Saved data entries:
[start]
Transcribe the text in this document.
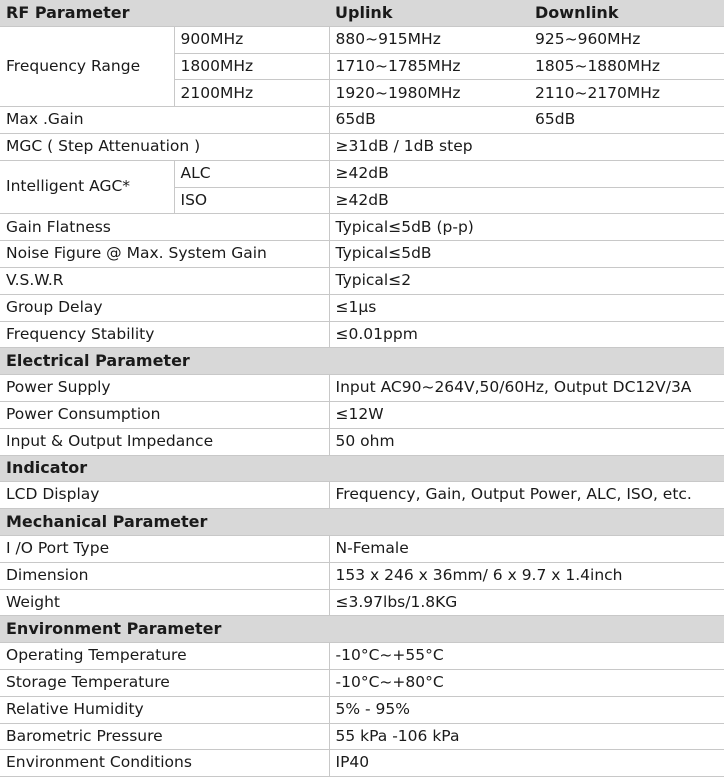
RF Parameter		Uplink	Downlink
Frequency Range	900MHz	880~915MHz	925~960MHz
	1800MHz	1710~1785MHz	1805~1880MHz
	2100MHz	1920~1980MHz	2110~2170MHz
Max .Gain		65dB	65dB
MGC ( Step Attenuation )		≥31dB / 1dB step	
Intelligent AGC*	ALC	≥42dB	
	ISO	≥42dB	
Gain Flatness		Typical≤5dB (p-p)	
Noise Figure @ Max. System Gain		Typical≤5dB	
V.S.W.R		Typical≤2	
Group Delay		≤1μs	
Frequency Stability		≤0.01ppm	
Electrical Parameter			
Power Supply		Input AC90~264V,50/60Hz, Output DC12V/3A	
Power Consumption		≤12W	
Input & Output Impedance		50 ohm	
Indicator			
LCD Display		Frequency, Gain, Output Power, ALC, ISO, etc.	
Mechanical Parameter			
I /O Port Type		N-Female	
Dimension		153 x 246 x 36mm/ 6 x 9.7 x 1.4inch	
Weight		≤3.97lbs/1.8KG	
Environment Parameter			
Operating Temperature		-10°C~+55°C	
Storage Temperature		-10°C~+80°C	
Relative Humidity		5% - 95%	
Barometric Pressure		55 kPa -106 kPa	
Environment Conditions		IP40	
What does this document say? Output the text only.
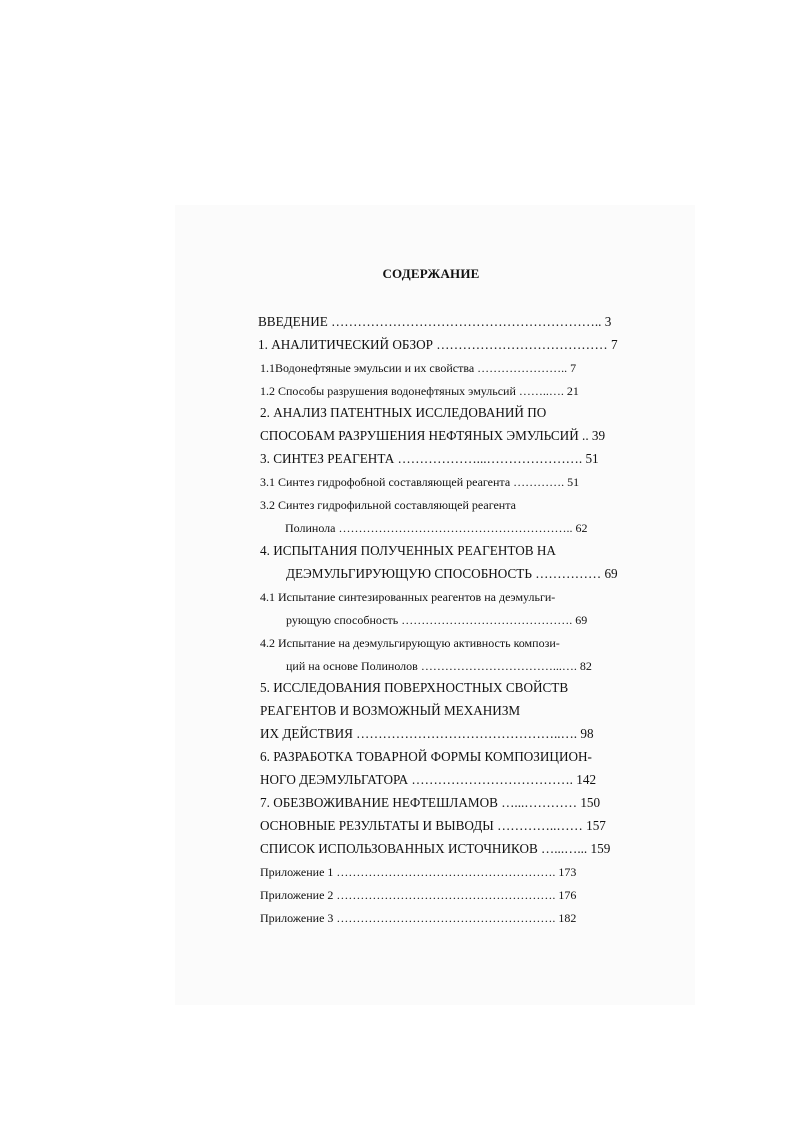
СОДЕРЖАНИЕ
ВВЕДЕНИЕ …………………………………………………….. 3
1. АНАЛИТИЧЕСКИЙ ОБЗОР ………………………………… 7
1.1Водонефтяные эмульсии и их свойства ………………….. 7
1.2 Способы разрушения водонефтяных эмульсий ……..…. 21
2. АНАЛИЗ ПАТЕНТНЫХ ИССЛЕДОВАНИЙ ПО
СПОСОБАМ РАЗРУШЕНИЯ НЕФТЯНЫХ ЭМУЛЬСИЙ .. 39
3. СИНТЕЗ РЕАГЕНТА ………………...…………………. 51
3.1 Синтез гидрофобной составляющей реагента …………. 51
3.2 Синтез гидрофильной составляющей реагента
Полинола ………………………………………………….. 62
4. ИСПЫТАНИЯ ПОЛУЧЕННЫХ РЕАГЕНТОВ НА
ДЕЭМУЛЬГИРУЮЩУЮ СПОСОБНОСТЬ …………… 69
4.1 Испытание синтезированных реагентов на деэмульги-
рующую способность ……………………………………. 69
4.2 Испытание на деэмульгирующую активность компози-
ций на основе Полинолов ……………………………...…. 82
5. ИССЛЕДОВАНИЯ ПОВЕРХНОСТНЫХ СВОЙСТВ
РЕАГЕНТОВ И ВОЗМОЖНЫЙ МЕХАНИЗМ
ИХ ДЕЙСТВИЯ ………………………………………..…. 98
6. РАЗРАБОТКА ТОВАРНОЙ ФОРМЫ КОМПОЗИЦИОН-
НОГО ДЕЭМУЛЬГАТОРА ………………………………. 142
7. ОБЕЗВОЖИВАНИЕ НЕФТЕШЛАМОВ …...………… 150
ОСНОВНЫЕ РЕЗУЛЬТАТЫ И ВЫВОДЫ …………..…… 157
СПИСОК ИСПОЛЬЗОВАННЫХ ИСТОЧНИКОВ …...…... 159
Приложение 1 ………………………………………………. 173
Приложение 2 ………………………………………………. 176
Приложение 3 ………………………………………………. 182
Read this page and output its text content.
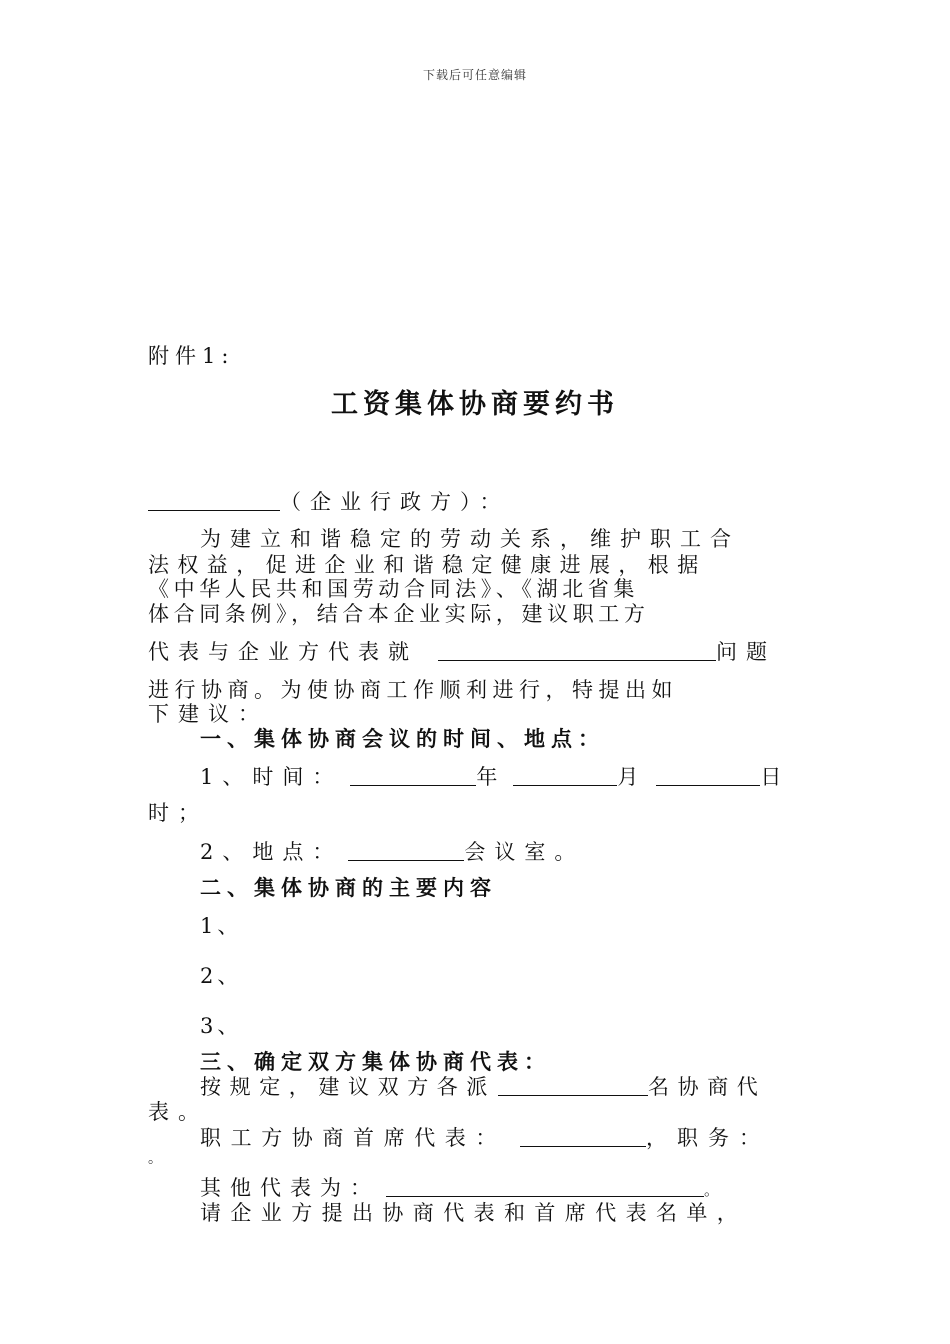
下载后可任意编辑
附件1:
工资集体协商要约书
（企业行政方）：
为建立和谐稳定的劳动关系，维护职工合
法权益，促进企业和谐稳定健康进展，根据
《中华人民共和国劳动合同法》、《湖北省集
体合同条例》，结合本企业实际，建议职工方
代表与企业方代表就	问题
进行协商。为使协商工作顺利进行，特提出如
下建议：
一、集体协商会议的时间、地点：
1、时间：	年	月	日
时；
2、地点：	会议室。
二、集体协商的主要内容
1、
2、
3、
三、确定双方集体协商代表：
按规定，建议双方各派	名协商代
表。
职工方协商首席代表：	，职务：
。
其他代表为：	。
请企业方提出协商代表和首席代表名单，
[end]
§ **Task requirements**
Can you quote exactly, and only, the lines from the one containing "Read this page and output its text content." through the last line of the records above, keeping both ends and leaving out any pictures?

§ **Worked answer**
Read this page and output its text content.
下载后可任意编辑
附件1:
工资集体协商要约书
（企业行政方）：
为建立和谐稳定的劳动关系，维护职工合
法权益，促进企业和谐稳定健康进展，根据
《中华人民共和国劳动合同法》、《湖北省集
体合同条例》，结合本企业实际，建议职工方
代表与企业方代表就	问题
进行协商。为使协商工作顺利进行，特提出如
下建议：
一、集体协商会议的时间、地点：
1、时间：	年	月	日
时；
2、地点：	会议室。
二、集体协商的主要内容
1、
2、
3、
三、确定双方集体协商代表：
按规定，建议双方各派	名协商代
表。
职工方协商首席代表：	，职务：
。
其他代表为：	。
请企业方提出协商代表和首席代表名单，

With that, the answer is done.